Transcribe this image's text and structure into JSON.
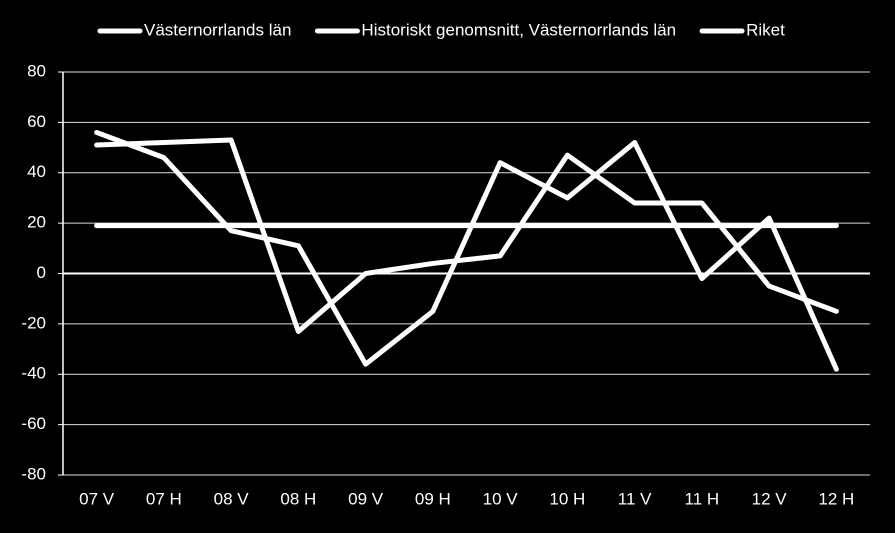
{
  "chart_data": {
    "type": "line",
    "categories": [
      "07 V",
      "07 H",
      "08 V",
      "08 H",
      "09 V",
      "09 H",
      "10 V",
      "10 H",
      "11 V",
      "11 H",
      "12 V",
      "12 H"
    ],
    "series": [
      {
        "name": "Västernorrlands län",
        "color": "#ffffff",
        "values": [
          56,
          46,
          17,
          11,
          -36,
          -15,
          44,
          30,
          52,
          -2,
          22,
          -38
        ]
      },
      {
        "name": "Historiskt genomsnitt, Västernorrlands län",
        "color": "#ffffff",
        "values": [
          19,
          19,
          19,
          19,
          19,
          19,
          19,
          19,
          19,
          19,
          19,
          19
        ]
      },
      {
        "name": "Riket",
        "color": "#ffffff",
        "values": [
          51,
          52,
          53,
          -23,
          0,
          4,
          7,
          47,
          28,
          28,
          -5,
          -15
        ]
      }
    ],
    "ylim": [
      -80,
      80
    ],
    "yticks": [
      -80,
      -60,
      -40,
      -20,
      0,
      20,
      40,
      60,
      80
    ],
    "grid": true,
    "legend": "top"
  }
}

######

### WORK ORDER:
Your copy of the entries must be exact and must not include any of their pictures.

### RESPONSE BOX:
Transcribe this image's text and structure into JSON.
{
  "chart_data": {
    "type": "line",
    "categories": [
      "07 V",
      "07 H",
      "08 V",
      "08 H",
      "09 V",
      "09 H",
      "10 V",
      "10 H",
      "11 V",
      "11 H",
      "12 V",
      "12 H"
    ],
    "series": [
      {
        "name": "Västernorrlands län",
        "color": "#ffffff",
        "values": [
          56,
          46,
          17,
          11,
          -36,
          -15,
          44,
          30,
          52,
          -2,
          22,
          -38
        ]
      },
      {
        "name": "Historiskt genomsnitt, Västernorrlands län",
        "color": "#ffffff",
        "values": [
          19,
          19,
          19,
          19,
          19,
          19,
          19,
          19,
          19,
          19,
          19,
          19
        ]
      },
      {
        "name": "Riket",
        "color": "#ffffff",
        "values": [
          51,
          52,
          53,
          -23,
          0,
          4,
          7,
          47,
          28,
          28,
          -5,
          -15
        ]
      }
    ],
    "ylim": [
      -80,
      80
    ],
    "yticks": [
      -80,
      -60,
      -40,
      -20,
      0,
      20,
      40,
      60,
      80
    ],
    "grid": true,
    "legend": "top"
  }
}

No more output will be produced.